• GOAL OF THE EXERCISE:
Copy out all lines where "Hard" appears.

(Records from a collection)
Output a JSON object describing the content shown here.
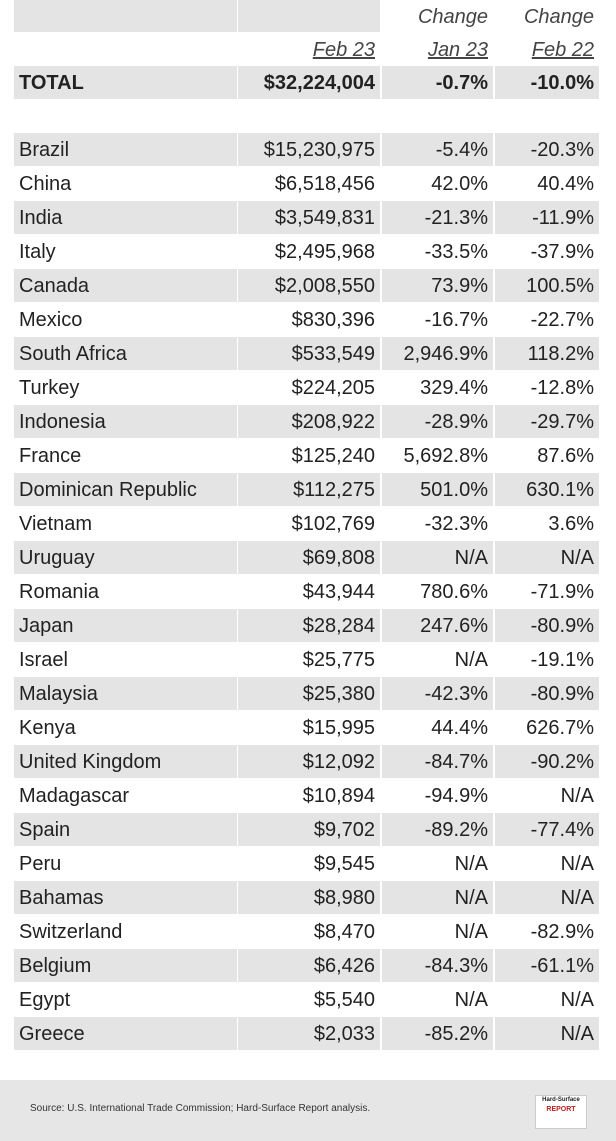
{
  "header": {
    "change_labels": [
      "Change",
      "Change"
    ],
    "period_labels": [
      "Feb 23",
      "Jan 23",
      "Feb 22"
    ]
  },
  "total": [
    "TOTAL",
    "$32,224,004",
    "-0.7%",
    "-10.0%"
  ],
  "rows": [
    [
      "Brazil",
      "$15,230,975",
      "-5.4%",
      "-20.3%"
    ],
    [
      "China",
      "$6,518,456",
      "42.0%",
      "40.4%"
    ],
    [
      "India",
      "$3,549,831",
      "-21.3%",
      "-11.9%"
    ],
    [
      "Italy",
      "$2,495,968",
      "-33.5%",
      "-37.9%"
    ],
    [
      "Canada",
      "$2,008,550",
      "73.9%",
      "100.5%"
    ],
    [
      "Mexico",
      "$830,396",
      "-16.7%",
      "-22.7%"
    ],
    [
      "South Africa",
      "$533,549",
      "2,946.9%",
      "118.2%"
    ],
    [
      "Turkey",
      "$224,205",
      "329.4%",
      "-12.8%"
    ],
    [
      "Indonesia",
      "$208,922",
      "-28.9%",
      "-29.7%"
    ],
    [
      "France",
      "$125,240",
      "5,692.8%",
      "87.6%"
    ],
    [
      "Dominican Republic",
      "$112,275",
      "501.0%",
      "630.1%"
    ],
    [
      "Vietnam",
      "$102,769",
      "-32.3%",
      "3.6%"
    ],
    [
      "Uruguay",
      "$69,808",
      "N/A",
      "N/A"
    ],
    [
      "Romania",
      "$43,944",
      "780.6%",
      "-71.9%"
    ],
    [
      "Japan",
      "$28,284",
      "247.6%",
      "-80.9%"
    ],
    [
      "Israel",
      "$25,775",
      "N/A",
      "-19.1%"
    ],
    [
      "Malaysia",
      "$25,380",
      "-42.3%",
      "-80.9%"
    ],
    [
      "Kenya",
      "$15,995",
      "44.4%",
      "626.7%"
    ],
    [
      "United Kingdom",
      "$12,092",
      "-84.7%",
      "-90.2%"
    ],
    [
      "Madagascar",
      "$10,894",
      "-94.9%",
      "N/A"
    ],
    [
      "Spain",
      "$9,702",
      "-89.2%",
      "-77.4%"
    ],
    [
      "Peru",
      "$9,545",
      "N/A",
      "N/A"
    ],
    [
      "Bahamas",
      "$8,980",
      "N/A",
      "N/A"
    ],
    [
      "Switzerland",
      "$8,470",
      "N/A",
      "-82.9%"
    ],
    [
      "Belgium",
      "$6,426",
      "-84.3%",
      "-61.1%"
    ],
    [
      "Egypt",
      "$5,540",
      "N/A",
      "N/A"
    ],
    [
      "Greece",
      "$2,033",
      "-85.2%",
      "N/A"
    ]
  ],
  "footer": {
    "source": "Source: U.S. International Trade Commission; Hard-Surface Report analysis.",
    "logo": [
      "Hard-Surface",
      "REPORT"
    ]
  }
}
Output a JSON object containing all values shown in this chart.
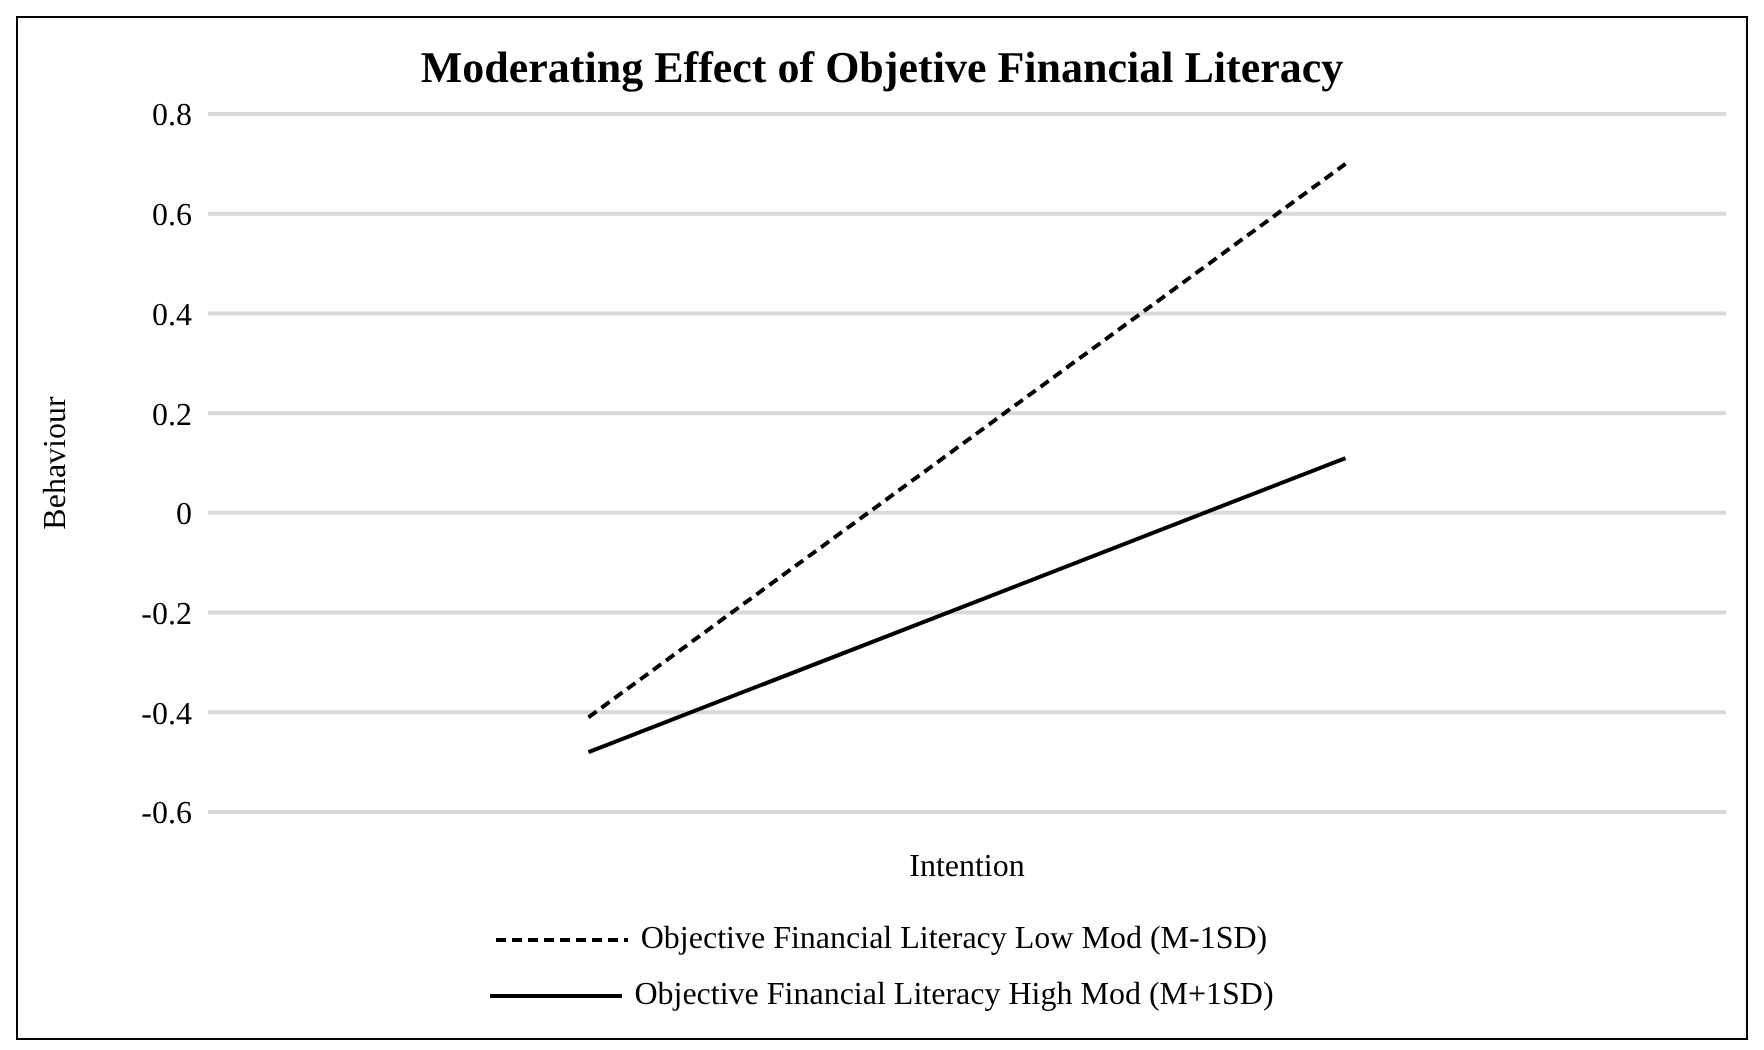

• THE ANSWER:
    "source": "Source: U.S. International Trade Commission; Hard-Surface Report analysis.",
      "Hard-Surface",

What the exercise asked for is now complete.